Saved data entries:

========================

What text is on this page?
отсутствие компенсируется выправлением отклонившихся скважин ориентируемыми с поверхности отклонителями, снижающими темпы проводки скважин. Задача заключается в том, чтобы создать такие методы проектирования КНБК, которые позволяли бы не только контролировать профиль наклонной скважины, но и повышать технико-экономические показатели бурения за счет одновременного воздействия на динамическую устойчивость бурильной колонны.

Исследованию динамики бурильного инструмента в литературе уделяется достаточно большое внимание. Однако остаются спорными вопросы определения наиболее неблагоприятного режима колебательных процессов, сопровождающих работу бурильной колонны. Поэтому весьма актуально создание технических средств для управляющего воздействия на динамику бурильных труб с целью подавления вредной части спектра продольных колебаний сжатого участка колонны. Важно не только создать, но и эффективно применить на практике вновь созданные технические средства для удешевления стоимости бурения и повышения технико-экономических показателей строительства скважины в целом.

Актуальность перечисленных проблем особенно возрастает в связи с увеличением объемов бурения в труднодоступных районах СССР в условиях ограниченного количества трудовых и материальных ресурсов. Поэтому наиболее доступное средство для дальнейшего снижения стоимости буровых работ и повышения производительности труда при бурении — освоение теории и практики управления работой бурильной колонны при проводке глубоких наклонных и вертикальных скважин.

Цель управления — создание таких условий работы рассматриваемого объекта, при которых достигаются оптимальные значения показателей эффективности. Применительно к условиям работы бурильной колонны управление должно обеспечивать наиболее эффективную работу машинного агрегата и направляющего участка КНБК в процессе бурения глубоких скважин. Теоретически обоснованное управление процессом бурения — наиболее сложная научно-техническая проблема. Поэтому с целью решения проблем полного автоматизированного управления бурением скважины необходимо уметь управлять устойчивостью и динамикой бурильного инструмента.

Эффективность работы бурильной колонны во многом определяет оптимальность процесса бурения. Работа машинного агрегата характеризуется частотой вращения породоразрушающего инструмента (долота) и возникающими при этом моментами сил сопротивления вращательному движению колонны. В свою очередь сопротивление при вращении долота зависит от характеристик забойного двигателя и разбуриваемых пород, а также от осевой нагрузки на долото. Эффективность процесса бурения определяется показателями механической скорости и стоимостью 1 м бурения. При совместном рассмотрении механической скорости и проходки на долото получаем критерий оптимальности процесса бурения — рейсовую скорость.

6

========================

_TASK OBJECTIVE_
Locate the word "работу" in the records above, and return each line that has it.

_ANSWER TO THE TASK_
Исследованию динамики бурильного инструмента в литературе уделяется достаточно большое внимание. Однако остаются спорными вопросы определения наиболее неблагоприятного режима колебательных процессов, сопровождающих работу бурильной колонны. Поэтому весьма актуально создание технических средств для управляющего воздействия на динамику бурильных труб с целью подавления вредной части спектра продольных колебаний сжатого участка колонны. Важно не только создать, но и эффективно применить на практике вновь созданные технические средства для удешевления стоимости бурения и повышения технико-экономических показателей строительства скважины в целом.
Цель управления — создание таких условий работы рассматриваемого объекта, при которых достигаются оптимальные значения показателей эффективности. Применительно к условиям работы бурильной колонны управление должно обеспечивать наиболее эффективную работу машинного агрегата и направляющего участка КНБК в процессе бурения глубоких скважин. Теоретически обоснованное управление процессом бурения — наиболее сложная научно-техническая проблема. Поэтому с целью решения проблем полного автоматизированного управления бурением скважины необходимо уметь управлять устойчивостью и динамикой бурильного инструмента.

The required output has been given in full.